[Collected data]
-.-.-
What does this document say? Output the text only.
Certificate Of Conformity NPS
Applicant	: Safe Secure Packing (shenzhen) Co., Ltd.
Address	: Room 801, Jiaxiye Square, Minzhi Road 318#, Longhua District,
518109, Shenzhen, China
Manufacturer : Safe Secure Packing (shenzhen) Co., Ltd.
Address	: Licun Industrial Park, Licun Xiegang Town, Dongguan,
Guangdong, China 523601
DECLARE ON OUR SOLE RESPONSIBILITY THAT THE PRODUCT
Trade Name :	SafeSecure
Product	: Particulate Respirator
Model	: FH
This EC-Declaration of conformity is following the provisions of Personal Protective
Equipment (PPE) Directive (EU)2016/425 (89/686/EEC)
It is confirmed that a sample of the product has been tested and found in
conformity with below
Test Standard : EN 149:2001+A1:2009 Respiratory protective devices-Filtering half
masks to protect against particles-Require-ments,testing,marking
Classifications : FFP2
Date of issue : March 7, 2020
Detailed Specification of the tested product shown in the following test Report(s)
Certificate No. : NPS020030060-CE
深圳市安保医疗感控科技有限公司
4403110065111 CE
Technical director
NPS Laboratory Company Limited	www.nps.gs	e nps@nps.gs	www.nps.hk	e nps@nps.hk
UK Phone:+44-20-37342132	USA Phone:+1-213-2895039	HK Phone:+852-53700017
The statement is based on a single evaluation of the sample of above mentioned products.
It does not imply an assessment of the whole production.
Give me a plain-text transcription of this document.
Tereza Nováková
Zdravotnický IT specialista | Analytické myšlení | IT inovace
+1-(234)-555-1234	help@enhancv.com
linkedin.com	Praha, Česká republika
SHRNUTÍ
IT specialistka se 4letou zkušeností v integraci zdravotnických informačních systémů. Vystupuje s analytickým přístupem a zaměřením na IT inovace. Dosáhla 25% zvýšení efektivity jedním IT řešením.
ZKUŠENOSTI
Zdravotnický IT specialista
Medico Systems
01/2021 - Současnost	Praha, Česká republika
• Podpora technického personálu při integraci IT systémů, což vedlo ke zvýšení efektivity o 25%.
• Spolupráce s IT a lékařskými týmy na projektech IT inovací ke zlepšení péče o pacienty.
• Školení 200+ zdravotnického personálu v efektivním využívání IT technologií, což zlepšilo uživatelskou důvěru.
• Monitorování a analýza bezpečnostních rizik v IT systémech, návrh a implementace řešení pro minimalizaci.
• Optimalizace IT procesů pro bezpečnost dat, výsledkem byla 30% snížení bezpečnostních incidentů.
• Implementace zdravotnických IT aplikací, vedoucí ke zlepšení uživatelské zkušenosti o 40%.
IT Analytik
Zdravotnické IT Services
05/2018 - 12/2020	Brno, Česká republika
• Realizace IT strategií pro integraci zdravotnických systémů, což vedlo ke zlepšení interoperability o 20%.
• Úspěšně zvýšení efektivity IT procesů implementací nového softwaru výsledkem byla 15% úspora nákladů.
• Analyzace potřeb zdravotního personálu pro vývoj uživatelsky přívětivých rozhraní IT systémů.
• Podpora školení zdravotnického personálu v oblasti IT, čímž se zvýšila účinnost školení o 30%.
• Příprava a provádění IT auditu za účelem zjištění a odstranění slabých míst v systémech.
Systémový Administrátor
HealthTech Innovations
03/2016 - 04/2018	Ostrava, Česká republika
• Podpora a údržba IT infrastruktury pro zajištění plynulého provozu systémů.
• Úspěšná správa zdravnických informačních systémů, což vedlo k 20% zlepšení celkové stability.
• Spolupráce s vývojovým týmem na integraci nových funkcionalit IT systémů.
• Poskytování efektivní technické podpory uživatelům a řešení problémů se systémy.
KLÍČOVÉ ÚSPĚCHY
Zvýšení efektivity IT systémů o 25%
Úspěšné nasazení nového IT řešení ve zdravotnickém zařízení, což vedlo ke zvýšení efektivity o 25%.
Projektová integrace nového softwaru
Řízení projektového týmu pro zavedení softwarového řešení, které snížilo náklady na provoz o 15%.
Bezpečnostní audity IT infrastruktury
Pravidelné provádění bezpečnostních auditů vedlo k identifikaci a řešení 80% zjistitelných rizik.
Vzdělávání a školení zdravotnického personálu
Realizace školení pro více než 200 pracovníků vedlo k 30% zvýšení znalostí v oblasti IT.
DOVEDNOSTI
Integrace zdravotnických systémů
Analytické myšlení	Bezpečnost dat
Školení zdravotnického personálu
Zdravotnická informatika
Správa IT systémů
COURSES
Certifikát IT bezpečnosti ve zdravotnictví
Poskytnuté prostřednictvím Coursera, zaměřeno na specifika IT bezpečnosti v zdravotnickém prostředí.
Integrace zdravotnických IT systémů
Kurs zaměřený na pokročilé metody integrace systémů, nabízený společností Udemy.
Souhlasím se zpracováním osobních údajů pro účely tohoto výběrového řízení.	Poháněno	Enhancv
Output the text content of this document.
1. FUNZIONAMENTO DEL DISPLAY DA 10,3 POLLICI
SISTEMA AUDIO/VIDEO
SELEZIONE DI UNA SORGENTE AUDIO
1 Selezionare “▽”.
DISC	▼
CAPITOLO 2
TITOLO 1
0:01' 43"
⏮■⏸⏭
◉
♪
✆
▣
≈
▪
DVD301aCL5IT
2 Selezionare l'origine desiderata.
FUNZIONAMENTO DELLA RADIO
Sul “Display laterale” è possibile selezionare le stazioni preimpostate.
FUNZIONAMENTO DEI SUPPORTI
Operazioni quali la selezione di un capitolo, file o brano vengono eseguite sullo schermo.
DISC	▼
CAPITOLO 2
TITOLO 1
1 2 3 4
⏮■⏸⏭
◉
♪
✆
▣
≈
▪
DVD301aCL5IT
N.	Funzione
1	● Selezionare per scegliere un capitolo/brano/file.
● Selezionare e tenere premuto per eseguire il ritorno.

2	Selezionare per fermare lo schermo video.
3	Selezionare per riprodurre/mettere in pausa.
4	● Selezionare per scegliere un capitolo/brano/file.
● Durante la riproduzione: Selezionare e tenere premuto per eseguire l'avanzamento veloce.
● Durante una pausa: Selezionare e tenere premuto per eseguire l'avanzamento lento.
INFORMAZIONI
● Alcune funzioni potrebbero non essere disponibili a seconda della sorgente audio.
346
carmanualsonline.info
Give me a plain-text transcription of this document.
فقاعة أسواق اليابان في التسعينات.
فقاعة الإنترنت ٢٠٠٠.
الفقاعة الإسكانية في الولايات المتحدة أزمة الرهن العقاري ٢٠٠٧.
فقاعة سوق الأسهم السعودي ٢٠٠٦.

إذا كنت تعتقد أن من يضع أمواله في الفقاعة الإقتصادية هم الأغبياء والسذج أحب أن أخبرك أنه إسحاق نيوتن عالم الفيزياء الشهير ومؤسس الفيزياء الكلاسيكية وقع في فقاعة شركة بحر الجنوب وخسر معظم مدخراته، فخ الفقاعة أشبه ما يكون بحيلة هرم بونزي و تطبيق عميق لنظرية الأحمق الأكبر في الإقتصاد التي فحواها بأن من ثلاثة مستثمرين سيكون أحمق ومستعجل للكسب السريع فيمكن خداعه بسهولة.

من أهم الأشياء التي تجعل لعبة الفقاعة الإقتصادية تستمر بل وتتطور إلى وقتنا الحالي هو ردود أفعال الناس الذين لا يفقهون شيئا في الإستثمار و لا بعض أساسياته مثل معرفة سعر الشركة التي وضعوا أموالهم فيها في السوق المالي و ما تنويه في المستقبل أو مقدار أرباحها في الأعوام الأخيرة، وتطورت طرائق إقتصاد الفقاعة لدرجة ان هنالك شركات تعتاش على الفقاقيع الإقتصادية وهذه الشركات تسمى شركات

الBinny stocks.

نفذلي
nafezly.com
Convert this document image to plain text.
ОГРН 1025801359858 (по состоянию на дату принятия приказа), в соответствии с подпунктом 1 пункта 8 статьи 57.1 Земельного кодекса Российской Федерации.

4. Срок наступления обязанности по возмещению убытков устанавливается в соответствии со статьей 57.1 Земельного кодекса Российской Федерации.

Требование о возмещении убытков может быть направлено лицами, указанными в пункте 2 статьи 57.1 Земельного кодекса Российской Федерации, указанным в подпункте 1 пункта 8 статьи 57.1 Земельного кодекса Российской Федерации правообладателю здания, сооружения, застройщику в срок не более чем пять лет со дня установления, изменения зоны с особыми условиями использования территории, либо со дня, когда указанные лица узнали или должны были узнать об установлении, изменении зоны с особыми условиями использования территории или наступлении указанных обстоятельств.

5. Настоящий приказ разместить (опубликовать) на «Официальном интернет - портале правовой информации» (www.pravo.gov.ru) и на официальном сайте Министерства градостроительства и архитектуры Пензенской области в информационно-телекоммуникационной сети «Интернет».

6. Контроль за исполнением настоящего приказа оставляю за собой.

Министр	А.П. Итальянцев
-.-.-
- [Exercise task]:
Filter the data, keeping only the lines that contain "zdravotnických".

- [Exercise output]:
IT specialistka se 4letou zkušeností v integraci zdravotnických informačních systémů. Vystupuje s analytickým přístupem a zaměřením na IT inovace. Dosáhla 25% zvýšení efektivity jedním IT řešením.
• Implementace zdravotnických IT aplikací, vedoucí ke zlepšení uživatelské zkušenosti o 40%.
• Realizace IT strategií pro integraci zdravotnických systémů, což vedlo ke zlepšení interoperability o 20%.
Integrace zdravotnických systémů
Integrace zdravotnických IT systémů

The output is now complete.